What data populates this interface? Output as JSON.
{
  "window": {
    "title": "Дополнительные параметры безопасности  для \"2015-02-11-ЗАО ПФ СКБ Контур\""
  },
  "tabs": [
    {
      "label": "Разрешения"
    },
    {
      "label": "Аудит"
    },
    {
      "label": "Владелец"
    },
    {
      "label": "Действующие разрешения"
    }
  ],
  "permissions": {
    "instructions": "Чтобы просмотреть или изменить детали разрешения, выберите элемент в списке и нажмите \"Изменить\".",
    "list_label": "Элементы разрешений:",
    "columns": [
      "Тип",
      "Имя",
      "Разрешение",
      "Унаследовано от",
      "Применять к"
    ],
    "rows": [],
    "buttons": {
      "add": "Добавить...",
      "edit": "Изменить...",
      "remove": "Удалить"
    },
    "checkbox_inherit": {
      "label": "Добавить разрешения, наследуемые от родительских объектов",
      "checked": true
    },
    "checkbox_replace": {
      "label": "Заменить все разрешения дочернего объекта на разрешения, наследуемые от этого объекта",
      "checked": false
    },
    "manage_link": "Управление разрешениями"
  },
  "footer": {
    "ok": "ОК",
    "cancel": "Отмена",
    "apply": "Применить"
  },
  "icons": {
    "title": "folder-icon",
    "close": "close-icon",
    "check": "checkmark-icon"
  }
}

◆ ◆ ◆ ◆ ◆

Please list every line of the records that contains "наследуемые".

_Task solution_
      "label": "Добавить разрешения, наследуемые от родительских объектов",
      "label": "Заменить все разрешения дочернего объекта на разрешения, наследуемые от этого объекта",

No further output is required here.